● To do:
Copy all lines below exactly as written. Leave pictures out.

● Dataset excerpts:

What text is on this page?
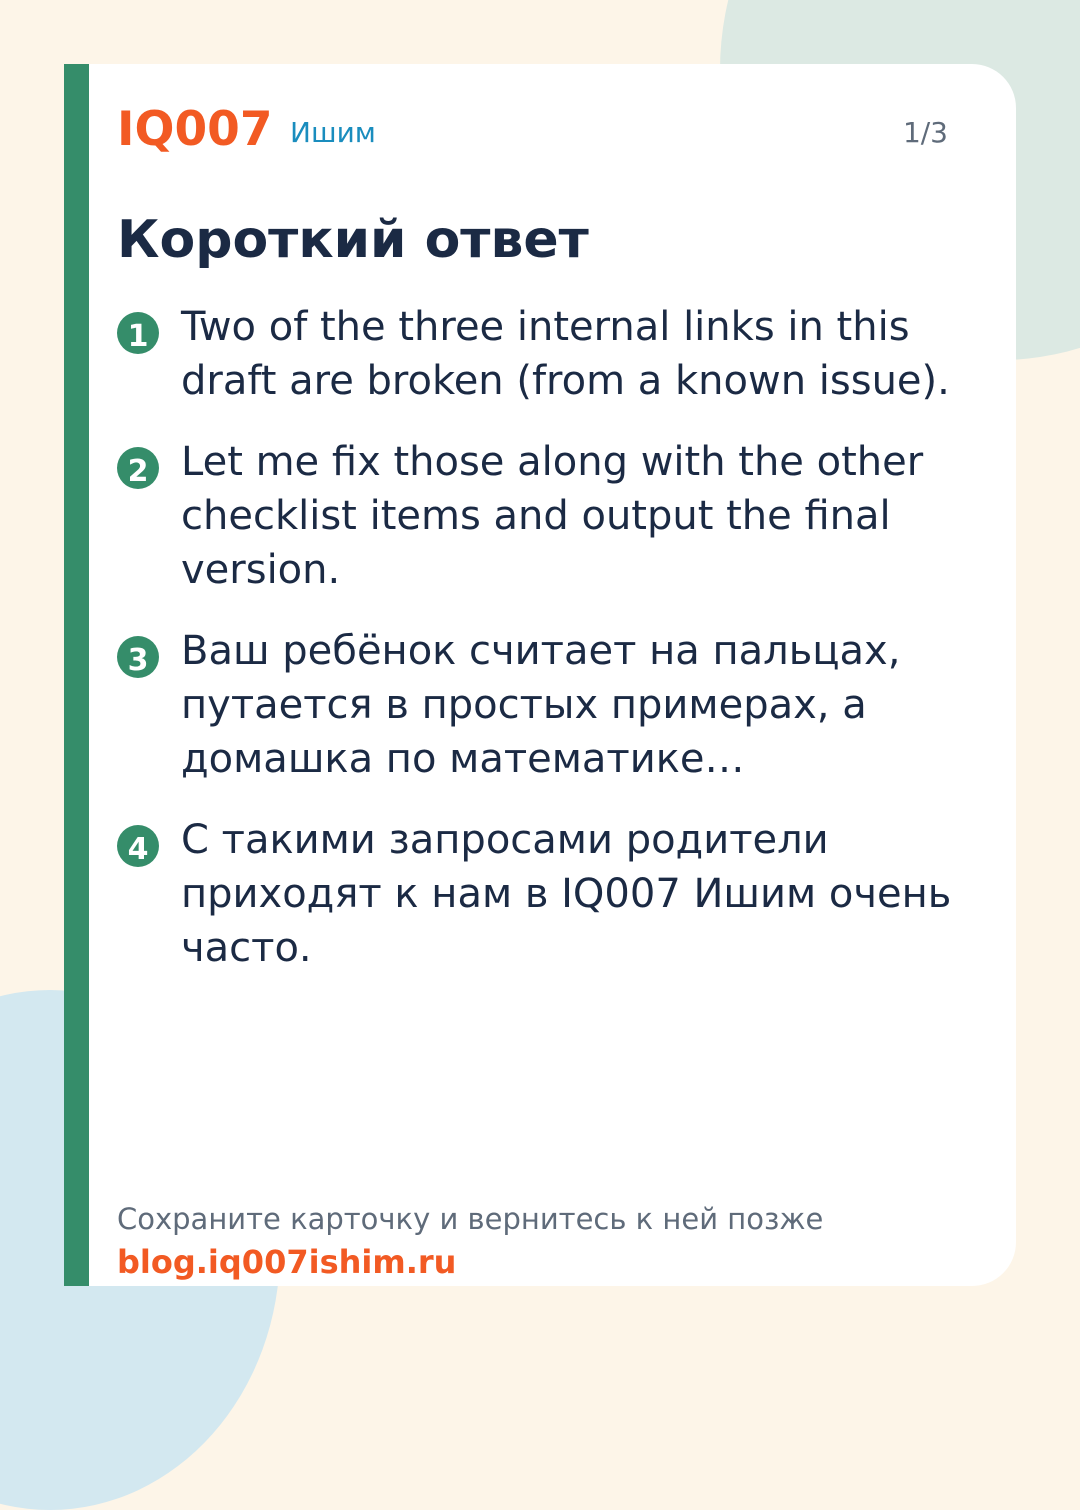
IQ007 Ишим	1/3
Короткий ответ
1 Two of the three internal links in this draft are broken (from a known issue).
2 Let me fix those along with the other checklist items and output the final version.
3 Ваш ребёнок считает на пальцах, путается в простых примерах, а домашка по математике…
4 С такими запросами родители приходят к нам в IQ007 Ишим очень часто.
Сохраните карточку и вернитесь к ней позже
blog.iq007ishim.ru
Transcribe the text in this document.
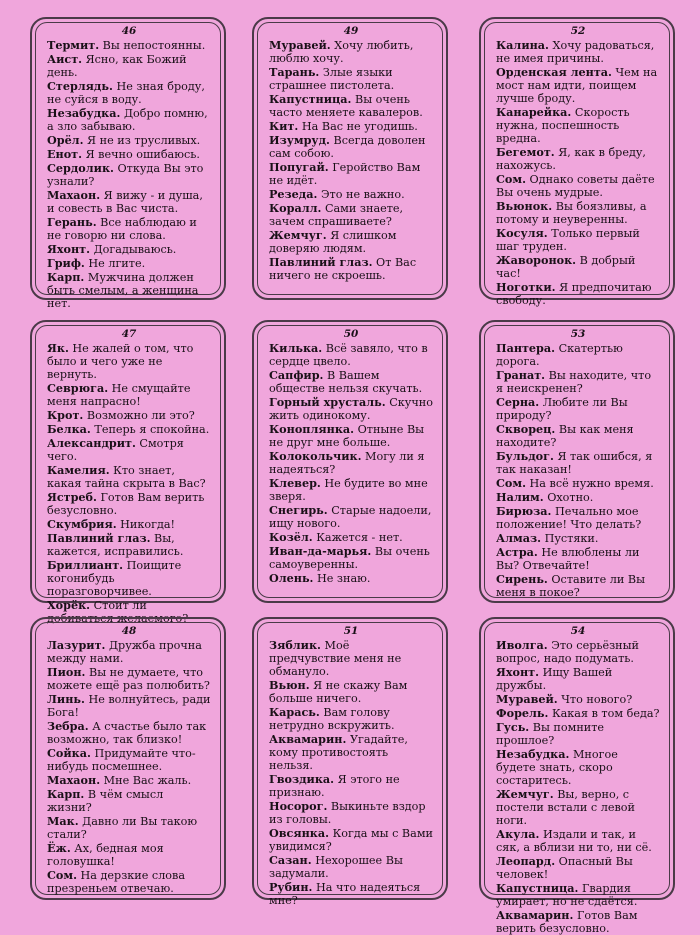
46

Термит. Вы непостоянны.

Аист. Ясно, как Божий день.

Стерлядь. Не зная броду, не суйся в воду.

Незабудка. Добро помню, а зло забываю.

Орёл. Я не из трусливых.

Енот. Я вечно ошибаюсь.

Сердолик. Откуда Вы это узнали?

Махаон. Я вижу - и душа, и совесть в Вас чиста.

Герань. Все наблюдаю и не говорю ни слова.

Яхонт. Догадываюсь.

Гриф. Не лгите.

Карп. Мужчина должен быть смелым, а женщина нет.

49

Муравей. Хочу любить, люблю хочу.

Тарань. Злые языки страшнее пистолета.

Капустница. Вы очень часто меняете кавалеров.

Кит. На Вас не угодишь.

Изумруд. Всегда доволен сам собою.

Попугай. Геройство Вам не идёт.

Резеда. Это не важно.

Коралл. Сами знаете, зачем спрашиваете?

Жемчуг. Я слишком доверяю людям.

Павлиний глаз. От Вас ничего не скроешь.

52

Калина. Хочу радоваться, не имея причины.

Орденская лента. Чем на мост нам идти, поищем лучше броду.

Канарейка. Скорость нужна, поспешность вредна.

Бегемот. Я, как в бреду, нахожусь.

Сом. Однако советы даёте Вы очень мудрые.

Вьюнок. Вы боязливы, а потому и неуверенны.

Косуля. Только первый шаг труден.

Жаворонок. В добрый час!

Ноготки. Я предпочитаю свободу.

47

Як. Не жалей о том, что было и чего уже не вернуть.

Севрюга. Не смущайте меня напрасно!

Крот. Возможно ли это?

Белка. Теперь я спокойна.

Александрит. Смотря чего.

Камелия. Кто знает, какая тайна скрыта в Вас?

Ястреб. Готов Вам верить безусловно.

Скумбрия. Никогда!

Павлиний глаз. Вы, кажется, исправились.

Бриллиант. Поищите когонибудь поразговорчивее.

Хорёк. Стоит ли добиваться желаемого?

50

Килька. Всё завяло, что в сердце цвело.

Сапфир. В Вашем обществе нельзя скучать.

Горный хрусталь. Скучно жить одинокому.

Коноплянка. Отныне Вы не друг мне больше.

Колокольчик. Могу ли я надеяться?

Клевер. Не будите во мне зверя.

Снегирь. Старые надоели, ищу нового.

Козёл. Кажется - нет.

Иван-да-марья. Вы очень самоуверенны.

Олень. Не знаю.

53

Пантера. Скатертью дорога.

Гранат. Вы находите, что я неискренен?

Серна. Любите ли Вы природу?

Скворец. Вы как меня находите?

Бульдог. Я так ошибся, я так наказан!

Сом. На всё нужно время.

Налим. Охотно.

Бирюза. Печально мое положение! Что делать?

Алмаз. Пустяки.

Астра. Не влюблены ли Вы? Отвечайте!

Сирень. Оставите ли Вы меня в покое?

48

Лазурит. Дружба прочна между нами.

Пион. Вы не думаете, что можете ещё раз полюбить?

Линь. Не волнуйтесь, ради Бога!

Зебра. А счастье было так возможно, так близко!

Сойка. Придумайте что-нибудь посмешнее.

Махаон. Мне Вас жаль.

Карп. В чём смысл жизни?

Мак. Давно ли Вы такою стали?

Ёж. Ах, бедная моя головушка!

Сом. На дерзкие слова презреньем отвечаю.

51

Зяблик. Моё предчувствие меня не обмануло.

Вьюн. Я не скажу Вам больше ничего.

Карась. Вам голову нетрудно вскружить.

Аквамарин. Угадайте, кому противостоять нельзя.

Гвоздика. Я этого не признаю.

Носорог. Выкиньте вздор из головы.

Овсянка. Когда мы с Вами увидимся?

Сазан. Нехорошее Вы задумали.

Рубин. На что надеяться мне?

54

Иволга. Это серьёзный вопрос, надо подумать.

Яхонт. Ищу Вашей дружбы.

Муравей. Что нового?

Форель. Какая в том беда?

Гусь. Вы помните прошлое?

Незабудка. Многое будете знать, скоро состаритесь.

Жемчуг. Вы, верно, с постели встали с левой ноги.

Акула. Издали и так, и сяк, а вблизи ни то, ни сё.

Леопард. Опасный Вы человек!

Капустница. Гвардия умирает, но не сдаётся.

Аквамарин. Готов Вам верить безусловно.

● Written reply:
What text is on this page?
IQ007 Ишим	1/3
Короткий ответ
1 Two of the three internal links in this draft are broken (from a known issue).
2 Let me fix those along with the other checklist items and output the final version.
3 Ваш ребёнок считает на пальцах, путается в простых примерах, а домашка по математике…
4 С такими запросами родители приходят к нам в IQ007 Ишим очень часто.
Сохраните карточку и вернитесь к ней позже
blog.iq007ishim.ru
Transcribe the text in this document.
46

Термит. Вы непостоянны.

Аист. Ясно, как Божий день.

Стерлядь. Не зная броду, не суйся в воду.

Незабудка. Добро помню, а зло забываю.

Орёл. Я не из трусливых.

Енот. Я вечно ошибаюсь.

Сердолик. Откуда Вы это узнали?

Махаон. Я вижу - и душа, и совесть в Вас чиста.

Герань. Все наблюдаю и не говорю ни слова.

Яхонт. Догадываюсь.

Гриф. Не лгите.

Карп. Мужчина должен быть смелым, а женщина нет.

49

Муравей. Хочу любить, люблю хочу.

Тарань. Злые языки страшнее пистолета.

Капустница. Вы очень часто меняете кавалеров.

Кит. На Вас не угодишь.

Изумруд. Всегда доволен сам собою.

Попугай. Геройство Вам не идёт.

Резеда. Это не важно.

Коралл. Сами знаете, зачем спрашиваете?

Жемчуг. Я слишком доверяю людям.

Павлиний глаз. От Вас ничего не скроешь.

52

Калина. Хочу радоваться, не имея причины.

Орденская лента. Чем на мост нам идти, поищем лучше броду.

Канарейка. Скорость нужна, поспешность вредна.

Бегемот. Я, как в бреду, нахожусь.

Сом. Однако советы даёте Вы очень мудрые.

Вьюнок. Вы боязливы, а потому и неуверенны.

Косуля. Только первый шаг труден.

Жаворонок. В добрый час!

Ноготки. Я предпочитаю свободу.

47

Як. Не жалей о том, что было и чего уже не вернуть.

Севрюга. Не смущайте меня напрасно!

Крот. Возможно ли это?

Белка. Теперь я спокойна.

Александрит. Смотря чего.

Камелия. Кто знает, какая тайна скрыта в Вас?

Ястреб. Готов Вам верить безусловно.

Скумбрия. Никогда!

Павлиний глаз. Вы, кажется, исправились.

Бриллиант. Поищите когонибудь поразговорчивее.

Хорёк. Стоит ли добиваться желаемого?

50

Килька. Всё завяло, что в сердце цвело.

Сапфир. В Вашем обществе нельзя скучать.

Горный хрусталь. Скучно жить одинокому.

Коноплянка. Отныне Вы не друг мне больше.

Колокольчик. Могу ли я надеяться?

Клевер. Не будите во мне зверя.

Снегирь. Старые надоели, ищу нового.

Козёл. Кажется - нет.

Иван-да-марья. Вы очень самоуверенны.

Олень. Не знаю.

53

Пантера. Скатертью дорога.

Гранат. Вы находите, что я неискренен?

Серна. Любите ли Вы природу?

Скворец. Вы как меня находите?

Бульдог. Я так ошибся, я так наказан!

Сом. На всё нужно время.

Налим. Охотно.

Бирюза. Печально мое положение! Что делать?

Алмаз. Пустяки.

Астра. Не влюблены ли Вы? Отвечайте!

Сирень. Оставите ли Вы меня в покое?

48

Лазурит. Дружба прочна между нами.

Пион. Вы не думаете, что можете ещё раз полюбить?

Линь. Не волнуйтесь, ради Бога!

Зебра. А счастье было так возможно, так близко!

Сойка. Придумайте что-нибудь посмешнее.

Махаон. Мне Вас жаль.

Карп. В чём смысл жизни?

Мак. Давно ли Вы такою стали?

Ёж. Ах, бедная моя головушка!

Сом. На дерзкие слова презреньем отвечаю.

51

Зяблик. Моё предчувствие меня не обмануло.

Вьюн. Я не скажу Вам больше ничего.

Карась. Вам голову нетрудно вскружить.

Аквамарин. Угадайте, кому противостоять нельзя.

Гвоздика. Я этого не признаю.

Носорог. Выкиньте вздор из головы.

Овсянка. Когда мы с Вами увидимся?

Сазан. Нехорошее Вы задумали.

Рубин. На что надеяться мне?

54

Иволга. Это серьёзный вопрос, надо подумать.

Яхонт. Ищу Вашей дружбы.

Муравей. Что нового?

Форель. Какая в том беда?

Гусь. Вы помните прошлое?

Незабудка. Многое будете знать, скоро состаритесь.

Жемчуг. Вы, верно, с постели встали с левой ноги.

Акула. Издали и так, и сяк, а вблизи ни то, ни сё.

Леопард. Опасный Вы человек!

Капустница. Гвардия умирает, но не сдаётся.

Аквамарин. Готов Вам верить безусловно.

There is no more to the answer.